══ Provided data
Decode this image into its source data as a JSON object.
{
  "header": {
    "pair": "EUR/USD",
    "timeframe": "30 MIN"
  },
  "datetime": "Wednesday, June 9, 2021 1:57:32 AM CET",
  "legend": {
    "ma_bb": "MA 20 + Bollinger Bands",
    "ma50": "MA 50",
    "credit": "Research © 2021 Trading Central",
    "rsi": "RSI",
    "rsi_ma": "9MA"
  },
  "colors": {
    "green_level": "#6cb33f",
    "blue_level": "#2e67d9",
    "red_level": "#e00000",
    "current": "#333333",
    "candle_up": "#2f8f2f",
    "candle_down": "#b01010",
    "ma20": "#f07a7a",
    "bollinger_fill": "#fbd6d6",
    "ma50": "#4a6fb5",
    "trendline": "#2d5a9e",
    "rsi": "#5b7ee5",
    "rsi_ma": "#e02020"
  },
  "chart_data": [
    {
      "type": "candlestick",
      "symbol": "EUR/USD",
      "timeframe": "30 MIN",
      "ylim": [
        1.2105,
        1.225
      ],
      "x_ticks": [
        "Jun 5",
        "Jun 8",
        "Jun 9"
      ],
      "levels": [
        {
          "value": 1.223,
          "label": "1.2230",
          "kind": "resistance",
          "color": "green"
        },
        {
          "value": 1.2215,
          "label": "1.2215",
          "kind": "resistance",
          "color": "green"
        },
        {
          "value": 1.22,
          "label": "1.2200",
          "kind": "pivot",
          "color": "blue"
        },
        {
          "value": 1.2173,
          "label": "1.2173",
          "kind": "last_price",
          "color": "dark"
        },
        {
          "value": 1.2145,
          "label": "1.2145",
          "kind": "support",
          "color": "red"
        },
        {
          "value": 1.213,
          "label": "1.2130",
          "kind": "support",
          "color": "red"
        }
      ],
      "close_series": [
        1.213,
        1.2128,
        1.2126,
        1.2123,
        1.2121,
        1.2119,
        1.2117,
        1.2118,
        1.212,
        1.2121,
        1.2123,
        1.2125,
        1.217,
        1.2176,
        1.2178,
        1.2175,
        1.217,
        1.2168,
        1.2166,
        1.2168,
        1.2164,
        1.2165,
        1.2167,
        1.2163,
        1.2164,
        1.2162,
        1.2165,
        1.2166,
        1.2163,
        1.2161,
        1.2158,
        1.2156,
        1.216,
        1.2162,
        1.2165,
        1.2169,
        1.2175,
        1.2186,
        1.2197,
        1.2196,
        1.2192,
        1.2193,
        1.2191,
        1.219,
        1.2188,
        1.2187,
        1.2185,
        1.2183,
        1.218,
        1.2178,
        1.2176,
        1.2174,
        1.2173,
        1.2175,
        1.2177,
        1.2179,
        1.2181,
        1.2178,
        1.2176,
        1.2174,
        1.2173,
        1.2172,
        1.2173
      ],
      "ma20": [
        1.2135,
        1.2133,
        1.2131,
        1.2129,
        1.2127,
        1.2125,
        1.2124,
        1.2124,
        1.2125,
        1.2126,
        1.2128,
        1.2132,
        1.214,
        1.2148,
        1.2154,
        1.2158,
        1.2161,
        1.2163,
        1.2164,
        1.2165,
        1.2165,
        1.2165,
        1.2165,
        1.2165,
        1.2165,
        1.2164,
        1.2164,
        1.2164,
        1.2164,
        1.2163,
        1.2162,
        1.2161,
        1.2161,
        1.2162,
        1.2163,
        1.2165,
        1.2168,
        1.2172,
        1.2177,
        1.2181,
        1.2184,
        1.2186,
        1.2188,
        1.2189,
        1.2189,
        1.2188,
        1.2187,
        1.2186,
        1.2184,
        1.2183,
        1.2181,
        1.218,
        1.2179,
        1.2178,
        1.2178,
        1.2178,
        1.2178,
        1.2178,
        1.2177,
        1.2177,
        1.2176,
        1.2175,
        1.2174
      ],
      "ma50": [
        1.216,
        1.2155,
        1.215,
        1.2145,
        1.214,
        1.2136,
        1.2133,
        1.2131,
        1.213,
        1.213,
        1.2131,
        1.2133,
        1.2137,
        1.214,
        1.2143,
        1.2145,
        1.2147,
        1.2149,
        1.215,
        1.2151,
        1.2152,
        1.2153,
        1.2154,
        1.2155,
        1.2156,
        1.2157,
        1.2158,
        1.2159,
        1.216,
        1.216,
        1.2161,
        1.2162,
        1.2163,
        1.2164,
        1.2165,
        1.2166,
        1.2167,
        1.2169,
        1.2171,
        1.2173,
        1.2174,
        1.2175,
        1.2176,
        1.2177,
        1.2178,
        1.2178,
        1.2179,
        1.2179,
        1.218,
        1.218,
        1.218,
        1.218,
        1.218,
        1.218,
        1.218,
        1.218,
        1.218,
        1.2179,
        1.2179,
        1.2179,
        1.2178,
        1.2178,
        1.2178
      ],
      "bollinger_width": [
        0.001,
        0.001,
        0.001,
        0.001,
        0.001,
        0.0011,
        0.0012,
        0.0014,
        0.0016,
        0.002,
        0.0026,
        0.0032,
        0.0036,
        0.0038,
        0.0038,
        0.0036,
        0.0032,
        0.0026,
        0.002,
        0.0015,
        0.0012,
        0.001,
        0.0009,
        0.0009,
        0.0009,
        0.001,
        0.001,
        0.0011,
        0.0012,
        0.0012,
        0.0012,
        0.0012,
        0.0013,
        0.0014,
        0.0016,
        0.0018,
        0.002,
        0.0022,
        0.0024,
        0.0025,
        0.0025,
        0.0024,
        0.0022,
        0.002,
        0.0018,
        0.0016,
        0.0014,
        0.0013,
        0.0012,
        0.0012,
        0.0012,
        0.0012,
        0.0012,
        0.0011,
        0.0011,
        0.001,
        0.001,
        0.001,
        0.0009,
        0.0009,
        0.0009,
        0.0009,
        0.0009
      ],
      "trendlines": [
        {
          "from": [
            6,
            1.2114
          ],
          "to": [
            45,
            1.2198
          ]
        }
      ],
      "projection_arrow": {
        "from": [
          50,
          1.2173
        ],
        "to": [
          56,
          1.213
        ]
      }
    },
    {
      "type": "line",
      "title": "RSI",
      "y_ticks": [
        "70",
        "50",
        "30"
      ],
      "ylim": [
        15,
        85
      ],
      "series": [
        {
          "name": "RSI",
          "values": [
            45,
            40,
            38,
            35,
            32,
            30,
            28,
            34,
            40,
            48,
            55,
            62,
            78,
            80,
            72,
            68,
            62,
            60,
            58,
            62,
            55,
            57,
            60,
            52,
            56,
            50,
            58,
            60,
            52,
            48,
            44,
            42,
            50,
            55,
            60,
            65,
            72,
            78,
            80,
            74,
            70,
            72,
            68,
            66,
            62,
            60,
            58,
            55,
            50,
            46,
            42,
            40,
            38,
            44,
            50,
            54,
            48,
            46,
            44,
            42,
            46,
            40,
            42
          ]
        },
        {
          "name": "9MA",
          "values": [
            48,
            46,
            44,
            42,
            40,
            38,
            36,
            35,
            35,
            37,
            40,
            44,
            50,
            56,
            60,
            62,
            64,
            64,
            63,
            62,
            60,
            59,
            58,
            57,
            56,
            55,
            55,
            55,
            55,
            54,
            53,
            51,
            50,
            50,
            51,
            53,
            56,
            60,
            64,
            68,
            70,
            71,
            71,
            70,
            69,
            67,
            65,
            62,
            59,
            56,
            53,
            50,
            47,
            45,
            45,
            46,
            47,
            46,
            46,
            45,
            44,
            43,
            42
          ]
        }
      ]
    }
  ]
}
════
[Task prompt]
Print all of the entries exactly as they appear.

[Final answer]
Decode this image into its source data as a JSON object.
{
  "header": {
    "pair": "EUR/USD",
    "timeframe": "30 MIN"
  },
  "datetime": "Wednesday, June 9, 2021 1:57:32 AM CET",
  "legend": {
    "ma_bb": "MA 20 + Bollinger Bands",
    "ma50": "MA 50",
    "credit": "Research © 2021 Trading Central",
    "rsi": "RSI",
    "rsi_ma": "9MA"
  },
  "colors": {
    "green_level": "#6cb33f",
    "blue_level": "#2e67d9",
    "red_level": "#e00000",
    "current": "#333333",
    "candle_up": "#2f8f2f",
    "candle_down": "#b01010",
    "ma20": "#f07a7a",
    "bollinger_fill": "#fbd6d6",
    "ma50": "#4a6fb5",
    "trendline": "#2d5a9e",
    "rsi": "#5b7ee5",
    "rsi_ma": "#e02020"
  },
  "chart_data": [
    {
      "type": "candlestick",
      "symbol": "EUR/USD",
      "timeframe": "30 MIN",
      "ylim": [
        1.2105,
        1.225
      ],
      "x_ticks": [
        "Jun 5",
        "Jun 8",
        "Jun 9"
      ],
      "levels": [
        {
          "value": 1.223,
          "label": "1.2230",
          "kind": "resistance",
          "color": "green"
        },
        {
          "value": 1.2215,
          "label": "1.2215",
          "kind": "resistance",
          "color": "green"
        },
        {
          "value": 1.22,
          "label": "1.2200",
          "kind": "pivot",
          "color": "blue"
        },
        {
          "value": 1.2173,
          "label": "1.2173",
          "kind": "last_price",
          "color": "dark"
        },
        {
          "value": 1.2145,
          "label": "1.2145",
          "kind": "support",
          "color": "red"
        },
        {
          "value": 1.213,
          "label": "1.2130",
          "kind": "support",
          "color": "red"
        }
      ],
      "close_series": [
        1.213,
        1.2128,
        1.2126,
        1.2123,
        1.2121,
        1.2119,
        1.2117,
        1.2118,
        1.212,
        1.2121,
        1.2123,
        1.2125,
        1.217,
        1.2176,
        1.2178,
        1.2175,
        1.217,
        1.2168,
        1.2166,
        1.2168,
        1.2164,
        1.2165,
        1.2167,
        1.2163,
        1.2164,
        1.2162,
        1.2165,
        1.2166,
        1.2163,
        1.2161,
        1.2158,
        1.2156,
        1.216,
        1.2162,
        1.2165,
        1.2169,
        1.2175,
        1.2186,
        1.2197,
        1.2196,
        1.2192,
        1.2193,
        1.2191,
        1.219,
        1.2188,
        1.2187,
        1.2185,
        1.2183,
        1.218,
        1.2178,
        1.2176,
        1.2174,
        1.2173,
        1.2175,
        1.2177,
        1.2179,
        1.2181,
        1.2178,
        1.2176,
        1.2174,
        1.2173,
        1.2172,
        1.2173
      ],
      "ma20": [
        1.2135,
        1.2133,
        1.2131,
        1.2129,
        1.2127,
        1.2125,
        1.2124,
        1.2124,
        1.2125,
        1.2126,
        1.2128,
        1.2132,
        1.214,
        1.2148,
        1.2154,
        1.2158,
        1.2161,
        1.2163,
        1.2164,
        1.2165,
        1.2165,
        1.2165,
        1.2165,
        1.2165,
        1.2165,
        1.2164,
        1.2164,
        1.2164,
        1.2164,
        1.2163,
        1.2162,
        1.2161,
        1.2161,
        1.2162,
        1.2163,
        1.2165,
        1.2168,
        1.2172,
        1.2177,
        1.2181,
        1.2184,
        1.2186,
        1.2188,
        1.2189,
        1.2189,
        1.2188,
        1.2187,
        1.2186,
        1.2184,
        1.2183,
        1.2181,
        1.218,
        1.2179,
        1.2178,
        1.2178,
        1.2178,
        1.2178,
        1.2178,
        1.2177,
        1.2177,
        1.2176,
        1.2175,
        1.2174
      ],
      "ma50": [
        1.216,
        1.2155,
        1.215,
        1.2145,
        1.214,
        1.2136,
        1.2133,
        1.2131,
        1.213,
        1.213,
        1.2131,
        1.2133,
        1.2137,
        1.214,
        1.2143,
        1.2145,
        1.2147,
        1.2149,
        1.215,
        1.2151,
        1.2152,
        1.2153,
        1.2154,
        1.2155,
        1.2156,
        1.2157,
        1.2158,
        1.2159,
        1.216,
        1.216,
        1.2161,
        1.2162,
        1.2163,
        1.2164,
        1.2165,
        1.2166,
        1.2167,
        1.2169,
        1.2171,
        1.2173,
        1.2174,
        1.2175,
        1.2176,
        1.2177,
        1.2178,
        1.2178,
        1.2179,
        1.2179,
        1.218,
        1.218,
        1.218,
        1.218,
        1.218,
        1.218,
        1.218,
        1.218,
        1.218,
        1.2179,
        1.2179,
        1.2179,
        1.2178,
        1.2178,
        1.2178
      ],
      "bollinger_width": [
        0.001,
        0.001,
        0.001,
        0.001,
        0.001,
        0.0011,
        0.0012,
        0.0014,
        0.0016,
        0.002,
        0.0026,
        0.0032,
        0.0036,
        0.0038,
        0.0038,
        0.0036,
        0.0032,
        0.0026,
        0.002,
        0.0015,
        0.0012,
        0.001,
        0.0009,
        0.0009,
        0.0009,
        0.001,
        0.001,
        0.0011,
        0.0012,
        0.0012,
        0.0012,
        0.0012,
        0.0013,
        0.0014,
        0.0016,
        0.0018,
        0.002,
        0.0022,
        0.0024,
        0.0025,
        0.0025,
        0.0024,
        0.0022,
        0.002,
        0.0018,
        0.0016,
        0.0014,
        0.0013,
        0.0012,
        0.0012,
        0.0012,
        0.0012,
        0.0012,
        0.0011,
        0.0011,
        0.001,
        0.001,
        0.001,
        0.0009,
        0.0009,
        0.0009,
        0.0009,
        0.0009
      ],
      "trendlines": [
        {
          "from": [
            6,
            1.2114
          ],
          "to": [
            45,
            1.2198
          ]
        }
      ],
      "projection_arrow": {
        "from": [
          50,
          1.2173
        ],
        "to": [
          56,
          1.213
        ]
      }
    },
    {
      "type": "line",
      "title": "RSI",
      "y_ticks": [
        "70",
        "50",
        "30"
      ],
      "ylim": [
        15,
        85
      ],
      "series": [
        {
          "name": "RSI",
          "values": [
            45,
            40,
            38,
            35,
            32,
            30,
            28,
            34,
            40,
            48,
            55,
            62,
            78,
            80,
            72,
            68,
            62,
            60,
            58,
            62,
            55,
            57,
            60,
            52,
            56,
            50,
            58,
            60,
            52,
            48,
            44,
            42,
            50,
            55,
            60,
            65,
            72,
            78,
            80,
            74,
            70,
            72,
            68,
            66,
            62,
            60,
            58,
            55,
            50,
            46,
            42,
            40,
            38,
            44,
            50,
            54,
            48,
            46,
            44,
            42,
            46,
            40,
            42
          ]
        },
        {
          "name": "9MA",
          "values": [
            48,
            46,
            44,
            42,
            40,
            38,
            36,
            35,
            35,
            37,
            40,
            44,
            50,
            56,
            60,
            62,
            64,
            64,
            63,
            62,
            60,
            59,
            58,
            57,
            56,
            55,
            55,
            55,
            55,
            54,
            53,
            51,
            50,
            50,
            51,
            53,
            56,
            60,
            64,
            68,
            70,
            71,
            71,
            70,
            69,
            67,
            65,
            62,
            59,
            56,
            53,
            50,
            47,
            45,
            45,
            46,
            47,
            46,
            46,
            45,
            44,
            43,
            42
          ]
        }
      ]
    }
  ]
}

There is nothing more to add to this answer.